> **Problem**
Copy out each line of the material in which the word "this" appears.

Dataset items
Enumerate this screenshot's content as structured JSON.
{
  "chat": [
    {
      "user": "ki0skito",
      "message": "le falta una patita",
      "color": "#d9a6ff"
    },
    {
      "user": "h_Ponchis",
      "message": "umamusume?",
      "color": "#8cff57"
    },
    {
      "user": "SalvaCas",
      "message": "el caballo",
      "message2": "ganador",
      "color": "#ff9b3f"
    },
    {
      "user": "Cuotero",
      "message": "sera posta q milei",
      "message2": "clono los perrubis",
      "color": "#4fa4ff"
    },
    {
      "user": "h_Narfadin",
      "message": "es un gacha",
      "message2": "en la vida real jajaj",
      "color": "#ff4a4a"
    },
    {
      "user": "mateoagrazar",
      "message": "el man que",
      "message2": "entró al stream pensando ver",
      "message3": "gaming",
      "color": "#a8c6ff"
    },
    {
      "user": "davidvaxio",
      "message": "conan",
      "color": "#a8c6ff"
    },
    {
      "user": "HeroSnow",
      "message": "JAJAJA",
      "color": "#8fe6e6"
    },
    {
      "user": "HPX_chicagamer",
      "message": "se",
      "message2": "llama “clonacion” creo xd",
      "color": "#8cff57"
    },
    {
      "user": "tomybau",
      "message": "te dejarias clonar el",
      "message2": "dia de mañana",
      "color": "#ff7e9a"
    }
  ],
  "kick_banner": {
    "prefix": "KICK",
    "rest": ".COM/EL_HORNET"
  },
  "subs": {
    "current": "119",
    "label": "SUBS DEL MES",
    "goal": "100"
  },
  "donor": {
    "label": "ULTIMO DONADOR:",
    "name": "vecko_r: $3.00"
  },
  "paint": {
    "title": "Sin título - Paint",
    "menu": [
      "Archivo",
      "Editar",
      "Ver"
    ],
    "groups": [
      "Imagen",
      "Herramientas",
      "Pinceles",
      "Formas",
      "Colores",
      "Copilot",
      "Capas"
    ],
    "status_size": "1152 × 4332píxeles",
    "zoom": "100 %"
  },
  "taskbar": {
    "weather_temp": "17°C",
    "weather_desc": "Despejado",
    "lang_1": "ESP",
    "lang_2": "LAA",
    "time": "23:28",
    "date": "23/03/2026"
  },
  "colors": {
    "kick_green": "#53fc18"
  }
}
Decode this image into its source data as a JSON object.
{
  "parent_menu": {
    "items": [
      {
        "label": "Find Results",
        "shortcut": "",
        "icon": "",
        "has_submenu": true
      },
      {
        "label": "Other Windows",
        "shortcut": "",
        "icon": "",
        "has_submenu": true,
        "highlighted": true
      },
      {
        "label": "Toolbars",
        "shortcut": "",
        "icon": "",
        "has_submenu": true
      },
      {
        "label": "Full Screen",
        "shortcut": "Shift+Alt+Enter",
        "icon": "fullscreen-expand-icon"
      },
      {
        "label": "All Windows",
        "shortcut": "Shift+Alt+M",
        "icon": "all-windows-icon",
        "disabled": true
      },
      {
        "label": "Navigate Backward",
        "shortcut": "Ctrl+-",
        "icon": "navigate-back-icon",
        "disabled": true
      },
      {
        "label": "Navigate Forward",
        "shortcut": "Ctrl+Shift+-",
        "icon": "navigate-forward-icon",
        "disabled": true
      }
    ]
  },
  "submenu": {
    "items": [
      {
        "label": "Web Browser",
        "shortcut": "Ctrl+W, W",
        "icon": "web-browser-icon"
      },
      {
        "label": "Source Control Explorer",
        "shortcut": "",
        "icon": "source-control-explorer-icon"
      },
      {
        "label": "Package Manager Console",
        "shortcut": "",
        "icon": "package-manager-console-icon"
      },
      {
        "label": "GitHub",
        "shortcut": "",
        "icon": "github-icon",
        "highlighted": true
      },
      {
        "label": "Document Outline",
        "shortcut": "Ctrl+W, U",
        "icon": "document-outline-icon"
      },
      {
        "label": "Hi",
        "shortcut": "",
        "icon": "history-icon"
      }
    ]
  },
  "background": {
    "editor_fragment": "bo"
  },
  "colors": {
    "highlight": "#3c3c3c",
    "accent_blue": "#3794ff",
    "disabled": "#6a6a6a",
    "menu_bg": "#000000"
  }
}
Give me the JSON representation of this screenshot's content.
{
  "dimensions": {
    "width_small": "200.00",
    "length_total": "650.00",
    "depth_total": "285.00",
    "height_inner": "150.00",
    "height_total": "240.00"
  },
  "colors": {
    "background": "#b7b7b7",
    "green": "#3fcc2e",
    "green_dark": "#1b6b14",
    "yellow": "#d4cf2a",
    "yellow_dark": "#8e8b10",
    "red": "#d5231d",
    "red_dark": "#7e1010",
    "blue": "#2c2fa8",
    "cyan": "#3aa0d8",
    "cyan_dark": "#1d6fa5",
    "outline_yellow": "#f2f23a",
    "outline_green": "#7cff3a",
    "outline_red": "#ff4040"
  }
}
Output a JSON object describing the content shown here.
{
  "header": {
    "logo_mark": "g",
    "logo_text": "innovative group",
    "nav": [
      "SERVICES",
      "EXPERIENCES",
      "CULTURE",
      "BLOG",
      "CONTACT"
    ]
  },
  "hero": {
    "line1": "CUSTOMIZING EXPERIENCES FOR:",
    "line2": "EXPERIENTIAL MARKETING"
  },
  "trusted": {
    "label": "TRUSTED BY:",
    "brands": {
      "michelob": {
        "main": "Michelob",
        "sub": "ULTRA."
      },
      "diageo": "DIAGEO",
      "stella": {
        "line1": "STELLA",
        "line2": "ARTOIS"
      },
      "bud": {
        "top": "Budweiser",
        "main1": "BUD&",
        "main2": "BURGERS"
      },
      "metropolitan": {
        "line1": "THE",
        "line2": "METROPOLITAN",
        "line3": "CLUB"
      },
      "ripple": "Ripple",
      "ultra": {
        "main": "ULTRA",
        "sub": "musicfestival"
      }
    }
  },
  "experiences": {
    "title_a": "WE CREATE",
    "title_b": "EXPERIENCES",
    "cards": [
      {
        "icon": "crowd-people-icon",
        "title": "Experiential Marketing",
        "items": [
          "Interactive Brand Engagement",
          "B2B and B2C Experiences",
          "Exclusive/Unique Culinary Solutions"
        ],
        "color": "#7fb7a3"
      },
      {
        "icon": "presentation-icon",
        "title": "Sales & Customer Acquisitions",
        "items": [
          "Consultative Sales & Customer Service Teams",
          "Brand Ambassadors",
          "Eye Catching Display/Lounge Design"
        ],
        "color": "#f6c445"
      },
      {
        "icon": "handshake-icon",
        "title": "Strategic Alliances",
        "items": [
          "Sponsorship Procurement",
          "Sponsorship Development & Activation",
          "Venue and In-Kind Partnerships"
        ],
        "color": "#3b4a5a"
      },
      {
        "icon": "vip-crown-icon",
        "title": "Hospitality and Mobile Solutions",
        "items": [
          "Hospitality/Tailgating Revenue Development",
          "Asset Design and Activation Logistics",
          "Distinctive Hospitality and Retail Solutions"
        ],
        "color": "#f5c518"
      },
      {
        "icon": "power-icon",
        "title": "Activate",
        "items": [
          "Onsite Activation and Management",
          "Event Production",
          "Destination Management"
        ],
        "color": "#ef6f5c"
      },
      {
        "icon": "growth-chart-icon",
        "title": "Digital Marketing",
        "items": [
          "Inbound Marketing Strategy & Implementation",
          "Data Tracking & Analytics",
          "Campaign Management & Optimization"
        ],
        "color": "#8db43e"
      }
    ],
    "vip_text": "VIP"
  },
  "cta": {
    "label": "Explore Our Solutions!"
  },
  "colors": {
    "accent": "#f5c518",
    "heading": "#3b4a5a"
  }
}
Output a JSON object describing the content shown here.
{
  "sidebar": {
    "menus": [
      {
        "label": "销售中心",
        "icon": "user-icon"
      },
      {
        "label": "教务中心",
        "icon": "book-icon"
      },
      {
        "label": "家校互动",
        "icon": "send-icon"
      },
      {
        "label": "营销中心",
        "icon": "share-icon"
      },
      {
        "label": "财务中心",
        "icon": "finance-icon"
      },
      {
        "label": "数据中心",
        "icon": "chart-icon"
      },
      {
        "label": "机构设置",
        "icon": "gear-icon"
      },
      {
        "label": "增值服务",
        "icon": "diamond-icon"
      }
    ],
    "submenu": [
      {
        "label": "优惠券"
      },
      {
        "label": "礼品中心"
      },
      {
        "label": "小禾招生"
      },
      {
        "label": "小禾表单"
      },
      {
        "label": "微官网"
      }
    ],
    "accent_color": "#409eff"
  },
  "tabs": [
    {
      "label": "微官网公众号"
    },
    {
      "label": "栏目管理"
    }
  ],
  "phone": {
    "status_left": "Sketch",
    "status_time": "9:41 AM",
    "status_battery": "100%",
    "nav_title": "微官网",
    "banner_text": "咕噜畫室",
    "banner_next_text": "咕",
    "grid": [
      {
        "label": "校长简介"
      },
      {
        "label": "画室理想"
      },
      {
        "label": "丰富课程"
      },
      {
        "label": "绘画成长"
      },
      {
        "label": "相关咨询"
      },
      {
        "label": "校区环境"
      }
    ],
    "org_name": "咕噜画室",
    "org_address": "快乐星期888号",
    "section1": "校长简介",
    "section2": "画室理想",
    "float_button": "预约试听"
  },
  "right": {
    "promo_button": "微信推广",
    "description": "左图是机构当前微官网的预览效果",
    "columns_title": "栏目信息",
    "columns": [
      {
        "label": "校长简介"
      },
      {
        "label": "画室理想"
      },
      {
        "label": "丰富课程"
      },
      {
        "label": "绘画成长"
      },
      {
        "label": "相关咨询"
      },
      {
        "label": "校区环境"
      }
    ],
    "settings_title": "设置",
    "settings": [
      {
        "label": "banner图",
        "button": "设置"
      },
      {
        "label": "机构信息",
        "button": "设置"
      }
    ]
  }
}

> **Completed exercise**
Enumerate this screenshot's content as structured JSON.
Decode this image into its source data as a JSON object.
Give me the JSON representation of this screenshot's content.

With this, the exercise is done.